§ WRITTEN EXERCISE
Can you transcribe every line exactly and leave the pictures behind?

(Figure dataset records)
========================================

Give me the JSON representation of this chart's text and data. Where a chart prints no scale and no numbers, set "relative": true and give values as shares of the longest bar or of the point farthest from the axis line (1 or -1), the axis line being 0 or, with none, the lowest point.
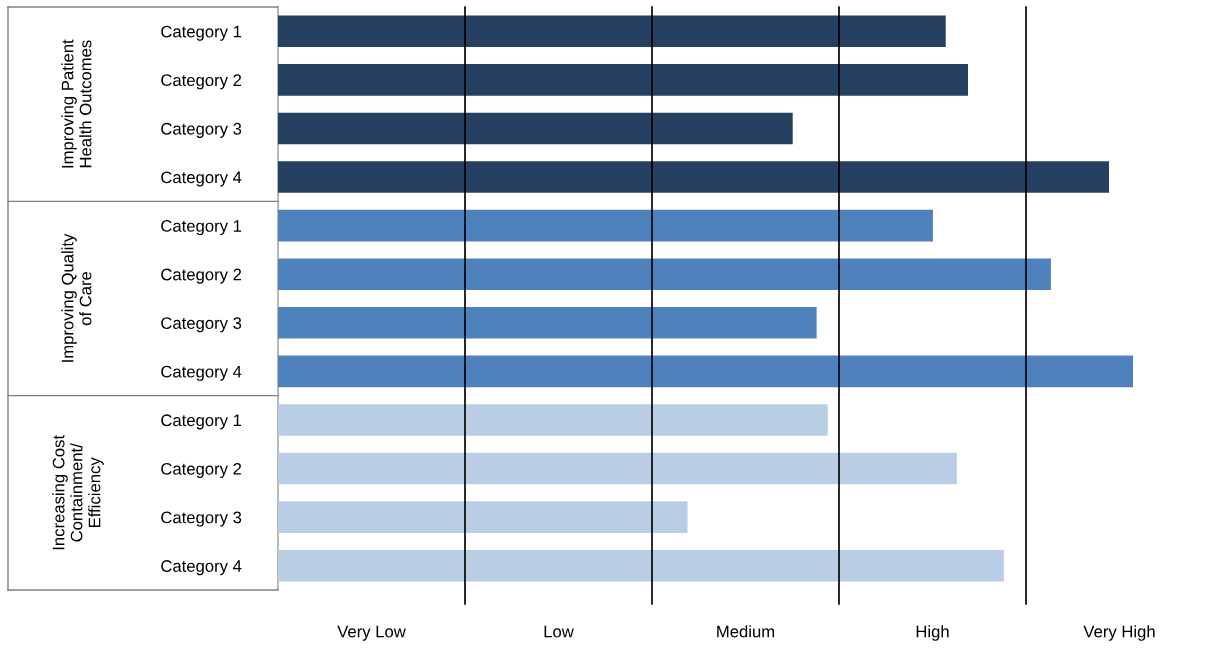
{
  "chart_data": {
    "type": "bar",
    "orientation": "horizontal",
    "relative": true,
    "categories": [
      "Category 1",
      "Category 2",
      "Category 3",
      "Category 4",
      "Category 1",
      "Category 2",
      "Category 3",
      "Category 4",
      "Category 1",
      "Category 2",
      "Category 3",
      "Category 4"
    ],
    "series": [
      {
        "color": "#264061",
        "values": [
          0.781,
          0.807,
          0.602,
          0.972,
          null,
          null,
          null,
          null,
          null,
          null,
          null,
          null
        ]
      },
      {
        "color": "#4f81bd",
        "values": [
          null,
          null,
          null,
          null,
          0.766,
          0.904,
          0.63,
          1,
          null,
          null,
          null,
          null
        ]
      },
      {
        "color": "#b9cde5",
        "values": [
          null,
          null,
          null,
          null,
          null,
          null,
          null,
          null,
          0.643,
          0.794,
          0.479,
          0.849
        ]
      }
    ],
    "annotations": [
      "Improving Patient\nHealth Outcomes",
      "Improving Quality\nof Care",
      "Increasing Cost\nContainment/\nEfficiency",
      "Very Low",
      "Low",
      "Medium",
      "High",
      "Very High"
    ],
    "grid": "x"
  }
}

========================================

§ EXERCISE RESULT
Give me the JSON representation of this chart's text and data. Where a chart prints no scale and no numbers, set "relative": true and give values as shares of the longest bar or of the point farthest from the axis line (1 or -1), the axis line being 0 or, with none, the lowest point.
{
  "chart_data": {
    "type": "bar",
    "orientation": "horizontal",
    "relative": true,
    "categories": [
      "Category 1",
      "Category 2",
      "Category 3",
      "Category 4",
      "Category 1",
      "Category 2",
      "Category 3",
      "Category 4",
      "Category 1",
      "Category 2",
      "Category 3",
      "Category 4"
    ],
    "series": [
      {
        "color": "#264061",
        "values": [
          0.781,
          0.807,
          0.602,
          0.972,
          null,
          null,
          null,
          null,
          null,
          null,
          null,
          null
        ]
      },
      {
        "color": "#4f81bd",
        "values": [
          null,
          null,
          null,
          null,
          0.766,
          0.904,
          0.63,
          1,
          null,
          null,
          null,
          null
        ]
      },
      {
        "color": "#b9cde5",
        "values": [
          null,
          null,
          null,
          null,
          null,
          null,
          null,
          null,
          0.643,
          0.794,
          0.479,
          0.849
        ]
      }
    ],
    "annotations": [
      "Improving Patient\nHealth Outcomes",
      "Improving Quality\nof Care",
      "Increasing Cost\nContainment/\nEfficiency",
      "Very Low",
      "Low",
      "Medium",
      "High",
      "Very High"
    ],
    "grid": "x"
  }
}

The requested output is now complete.